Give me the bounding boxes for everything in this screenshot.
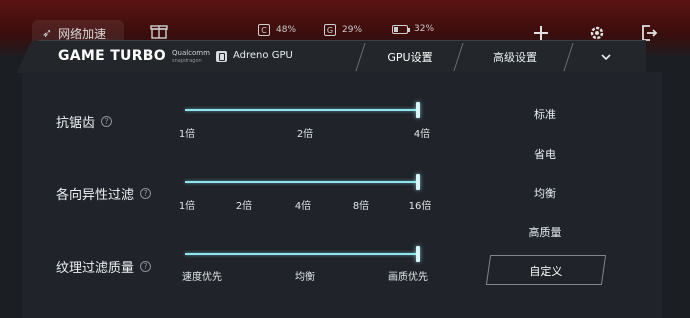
chip-logo: Qualcomm snapdragon [172, 49, 210, 65]
gift-icon[interactable] [150, 22, 168, 40]
anisotropic-slider-track[interactable] [185, 181, 418, 183]
preset-high-quality[interactable]: 高质量 [529, 224, 562, 240]
antialiasing-slider-track[interactable] [185, 109, 418, 111]
help-icon[interactable]: ? [101, 116, 113, 127]
anisotropic-tick[interactable]: 8倍 [353, 197, 369, 212]
texture-tick[interactable]: 画质优先 [388, 268, 428, 283]
network-boost-label: 网络加速 [58, 26, 107, 41]
brand-title: GAME TURBO [58, 48, 166, 64]
tab-divider [355, 43, 366, 71]
texture-tick[interactable]: 均衡 [295, 268, 315, 283]
texture-tick[interactable]: 速度优先 [182, 268, 222, 283]
battery-icon [392, 24, 410, 34]
tab-gpu-settings-label: GPU设置 [387, 51, 433, 64]
antialiasing-label: 抗锯齿 ? [56, 112, 113, 131]
texture-filtering-label-text: 纹理过滤质量 [56, 261, 135, 276]
battery-stat: 32% [392, 24, 434, 34]
preset-custom-label: 自定义 [529, 265, 563, 278]
anisotropic-tick[interactable]: 2倍 [236, 197, 252, 212]
gpu-icon: G [324, 24, 336, 36]
chevron-down-icon[interactable] [600, 51, 612, 63]
anisotropic-filtering-label-text: 各向异性过滤 [56, 188, 135, 203]
cpu-stat: C 48% [258, 24, 296, 36]
antialiasing-tick[interactable]: 1倍 [179, 125, 195, 140]
antialiasing-label-text: 抗锯齿 [56, 116, 96, 131]
preset-standard[interactable]: 标准 [534, 106, 556, 122]
tab-divider [453, 43, 464, 71]
rocket-icon: ➶ [42, 26, 53, 40]
help-icon[interactable]: ? [140, 188, 152, 199]
anisotropic-tick[interactable]: 16倍 [409, 197, 432, 212]
texture-slider-thumb[interactable] [416, 246, 420, 262]
antialiasing-tick[interactable]: 4倍 [414, 125, 430, 140]
anisotropic-filtering-label: 各向异性过滤 ? [56, 184, 152, 203]
tab-gpu-settings[interactable]: GPU设置 [370, 41, 450, 73]
tab-advanced-settings[interactable]: 高级设置 [472, 41, 558, 73]
antialiasing-slider-thumb[interactable] [416, 102, 420, 118]
chip-line: snapdragon [172, 58, 202, 64]
game-turbo-header: GAME TURBO Qualcomm snapdragon Adreno GP… [38, 40, 646, 72]
cpu-usage: 48% [276, 25, 297, 35]
texture-slider-track[interactable] [185, 253, 418, 255]
chip-vendor: Qualcomm [172, 49, 210, 57]
antialiasing-tick[interactable]: 2倍 [297, 125, 313, 140]
battery-level: 32% [414, 24, 435, 34]
preset-custom-button[interactable]: 自定义 [485, 255, 607, 285]
preset-power-saving[interactable]: 省电 [534, 146, 556, 162]
anisotropic-tick[interactable]: 4倍 [295, 197, 311, 212]
preset-balanced[interactable]: 均衡 [534, 185, 556, 201]
gpu-chip-icon [216, 51, 227, 62]
gpu-stat: G 29% [324, 24, 362, 36]
tab-advanced-settings-label: 高级设置 [493, 51, 537, 64]
texture-filtering-label: 纹理过滤质量 ? [56, 257, 152, 276]
gpu-name: Adreno GPU [233, 50, 293, 61]
help-icon[interactable]: ? [140, 261, 152, 272]
tab-divider [563, 43, 574, 71]
anisotropic-tick[interactable]: 1倍 [179, 197, 195, 212]
cpu-icon: C [258, 24, 270, 36]
anisotropic-slider-thumb[interactable] [416, 174, 420, 190]
gpu-usage: 29% [342, 25, 363, 35]
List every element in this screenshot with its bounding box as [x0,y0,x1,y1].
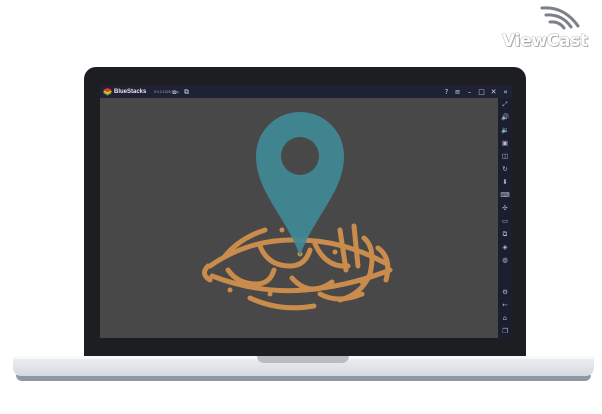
viewcast-watermark: ViewCast [498,4,598,54]
multi-instance-icon[interactable]: ⧉ [182,87,191,97]
layers-icon[interactable]: ◈ [499,242,511,252]
close-icon[interactable]: ✕ [489,87,498,97]
recent-apps-icon[interactable]: ❐ [499,326,511,336]
menu-icon[interactable]: ≡ [453,87,462,97]
fullscreen-icon[interactable]: ⤢ [499,99,511,109]
title-bar: BlueStacks 5.9.0.1028 Beta ⌂ ⧉ ? ≡ – □ ✕… [100,86,512,98]
maximize-icon[interactable]: □ [477,87,486,97]
laptop-notch [257,356,349,363]
volume-up-icon[interactable]: 🔊 [499,112,511,122]
splash-artwork [202,112,393,311]
home-icon[interactable]: ⌂ [170,87,179,97]
settings-icon[interactable]: ⚙ [499,287,511,297]
rotate-icon[interactable]: ↻ [499,164,511,174]
shake-icon[interactable]: ✣ [499,203,511,213]
app-name: BlueStacks [114,89,147,95]
keyboard-controls-icon[interactable]: ⌨ [499,190,511,200]
install-apk-icon[interactable]: ⬇ [499,177,511,187]
folder-icon[interactable]: ▭ [499,216,511,226]
watermark-text: ViewCast [502,31,588,51]
bluestacks-window: BlueStacks 5.9.0.1028 Beta ⌂ ⧉ ? ≡ – □ ✕… [100,86,512,338]
volume-down-icon[interactable]: 🔉 [499,125,511,135]
minimize-icon[interactable]: – [465,87,474,97]
eco-mode-icon[interactable]: ◍ [499,255,511,265]
app-splash-screen[interactable] [100,98,498,338]
help-icon[interactable]: ? [442,87,451,97]
multi-instance-sidebar-icon[interactable]: ⧉ [499,229,511,239]
home-sidebar-icon[interactable]: ⌂ [499,313,511,323]
bluestacks-logo-icon [103,88,112,96]
bluestacks-sidebar: ⤢ 🔊 🔉 ▣ ◫ ↻ ⬇ ⌨ ✣ ▭ ⧉ ◈ ◍ ⚙ ← ⌂ ❐ [498,98,512,338]
media-icon[interactable]: ▣ [499,138,511,148]
collapse-sidebar-icon[interactable]: « [501,87,510,97]
signal-waves-icon [540,6,580,30]
back-icon[interactable]: ← [499,300,511,310]
screenshot-icon[interactable]: ◫ [499,151,511,161]
location-pin-icon [256,112,344,256]
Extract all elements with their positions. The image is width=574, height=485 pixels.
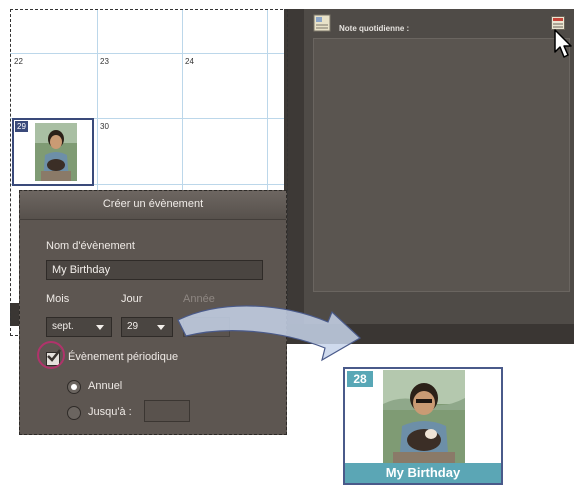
preview-caption: My Birthday	[345, 463, 501, 483]
event-preview-card: 28 My Birthday	[343, 367, 503, 485]
preview-day-number: 28	[347, 371, 373, 387]
event-photo	[383, 370, 465, 466]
════════
## GIVEN PROBLEM
Copy all of the records above word for word, but leave out the pictures.

## RESULT FOR THIS TASK
Give me the bounding boxes for everything in this screenshot.
chip-logo: Qualcomm snapdragon [172, 49, 210, 65]
gift-icon[interactable] [150, 22, 168, 40]
anisotropic-slider-track[interactable] [185, 181, 418, 183]
preset-high-quality[interactable]: 高质量 [529, 224, 562, 240]
antialiasing-slider-track[interactable] [185, 109, 418, 111]
help-icon[interactable]: ? [101, 116, 113, 127]
anisotropic-tick[interactable]: 8倍 [353, 197, 369, 212]
texture-tick[interactable]: 画质优先 [388, 268, 428, 283]
network-boost-label: 网络加速 [58, 26, 107, 41]
brand-title: GAME TURBO [58, 48, 166, 64]
tab-divider [355, 43, 366, 71]
texture-tick[interactable]: 均衡 [295, 268, 315, 283]
texture-tick[interactable]: 速度优先 [182, 268, 222, 283]
battery-icon [392, 24, 410, 34]
tab-gpu-settings-label: GPU设置 [387, 51, 433, 64]
antialiasing-label: 抗锯齿 ? [56, 112, 113, 131]
texture-filtering-label-text: 纹理过滤质量 [56, 261, 135, 276]
battery-stat: 32% [392, 24, 434, 34]
preset-custom-label: 自定义 [529, 265, 563, 278]
anisotropic-tick[interactable]: 2倍 [236, 197, 252, 212]
gpu-icon: G [324, 24, 336, 36]
chevron-down-icon[interactable] [600, 51, 612, 63]
anisotropic-filtering-label-text: 各向异性过滤 [56, 188, 135, 203]
cpu-stat: C 48% [258, 24, 296, 36]
antialiasing-tick[interactable]: 1倍 [179, 125, 195, 140]
antialiasing-label-text: 抗锯齿 [56, 116, 96, 131]
preset-standard[interactable]: 标准 [534, 106, 556, 122]
tab-divider [453, 43, 464, 71]
rocket-icon: ➶ [42, 26, 53, 40]
help-icon[interactable]: ? [140, 188, 152, 199]
anisotropic-tick[interactable]: 16倍 [409, 197, 432, 212]
texture-slider-thumb[interactable] [416, 246, 420, 262]
antialiasing-tick[interactable]: 4倍 [414, 125, 430, 140]
anisotropic-filtering-label: 各向异性过滤 ? [56, 184, 152, 203]
tab-gpu-settings[interactable]: GPU设置 [370, 41, 450, 73]
tab-advanced-settings[interactable]: 高级设置 [472, 41, 558, 73]
antialiasing-slider-thumb[interactable] [416, 102, 420, 118]
chip-line: snapdragon [172, 58, 202, 64]
game-turbo-header: GAME TURBO Qualcomm snapdragon Adreno GP… [38, 40, 646, 72]
cpu-usage: 48% [276, 25, 297, 35]
texture-slider-track[interactable] [185, 253, 418, 255]
chip-vendor: Qualcomm [172, 49, 210, 57]
antialiasing-tick[interactable]: 2倍 [297, 125, 313, 140]
battery-level: 32% [414, 24, 435, 34]
preset-custom-button[interactable]: 自定义 [485, 255, 607, 285]
preset-power-saving[interactable]: 省电 [534, 146, 556, 162]
anisotropic-tick[interactable]: 4倍 [295, 197, 311, 212]
preset-balanced[interactable]: 均衡 [534, 185, 556, 201]
gpu-chip-icon [216, 51, 227, 62]
gpu-stat: G 29% [324, 24, 362, 36]
tab-advanced-settings-label: 高级设置 [493, 51, 537, 64]
texture-filtering-label: 纹理过滤质量 ? [56, 257, 152, 276]
gpu-name: Adreno GPU [233, 50, 293, 61]
help-icon[interactable]: ? [140, 261, 152, 272]
tab-divider [563, 43, 574, 71]
anisotropic-tick[interactable]: 1倍 [179, 197, 195, 212]
cpu-icon: C [258, 24, 270, 36]
anisotropic-slider-thumb[interactable] [416, 174, 420, 190]
gpu-usage: 29% [342, 25, 363, 35]
List every element in this screenshot with its bounding box as [x0,y0,x1,y1].
viewcast-watermark: ViewCast [498,4,598,54]
multi-instance-icon[interactable]: ⧉ [182,87,191,97]
layers-icon[interactable]: ◈ [499,242,511,252]
close-icon[interactable]: ✕ [489,87,498,97]
recent-apps-icon[interactable]: ❐ [499,326,511,336]
menu-icon[interactable]: ≡ [453,87,462,97]
fullscreen-icon[interactable]: ⤢ [499,99,511,109]
title-bar: BlueStacks 5.9.0.1028 Beta ⌂ ⧉ ? ≡ – □ ✕… [100,86,512,98]
maximize-icon[interactable]: □ [477,87,486,97]
laptop-notch [257,356,349,363]
volume-up-icon[interactable]: 🔊 [499,112,511,122]
splash-artwork [202,112,393,311]
home-icon[interactable]: ⌂ [170,87,179,97]
settings-icon[interactable]: ⚙ [499,287,511,297]
rotate-icon[interactable]: ↻ [499,164,511,174]
shake-icon[interactable]: ✣ [499,203,511,213]
app-name: BlueStacks [114,89,147,95]
keyboard-controls-icon[interactable]: ⌨ [499,190,511,200]
install-apk-icon[interactable]: ⬇ [499,177,511,187]
folder-icon[interactable]: ▭ [499,216,511,226]
watermark-text: ViewCast [502,31,588,51]
bluestacks-window: BlueStacks 5.9.0.1028 Beta ⌂ ⧉ ? ≡ – □ ✕… [100,86,512,338]
volume-down-icon[interactable]: 🔉 [499,125,511,135]
minimize-icon[interactable]: – [465,87,474,97]
eco-mode-icon[interactable]: ◍ [499,255,511,265]
app-splash-screen[interactable] [100,98,498,338]
help-icon[interactable]: ? [442,87,451,97]
multi-instance-sidebar-icon[interactable]: ⧉ [499,229,511,239]
home-sidebar-icon[interactable]: ⌂ [499,313,511,323]
bluestacks-logo-icon [103,88,112,96]
bluestacks-sidebar: ⤢ 🔊 🔉 ▣ ◫ ↻ ⬇ ⌨ ✣ ▭ ⧉ ◈ ◍ ⚙ ← ⌂ ❐ [498,98,512,338]
media-icon[interactable]: ▣ [499,138,511,148]
collapse-sidebar-icon[interactable]: « [501,87,510,97]
signal-waves-icon [540,6,580,30]
back-icon[interactable]: ← [499,300,511,310]
screenshot-icon[interactable]: ◫ [499,151,511,161]
location-pin-icon [256,112,344,256]
Extract all elements with their positions. The image is width=574, height=485 pixels.
preview-caption: My Birthday	[345, 463, 501, 483]
event-preview-card: 28 My Birthday	[343, 367, 503, 485]
preview-day-number: 28	[347, 371, 373, 387]
event-photo	[383, 370, 465, 466]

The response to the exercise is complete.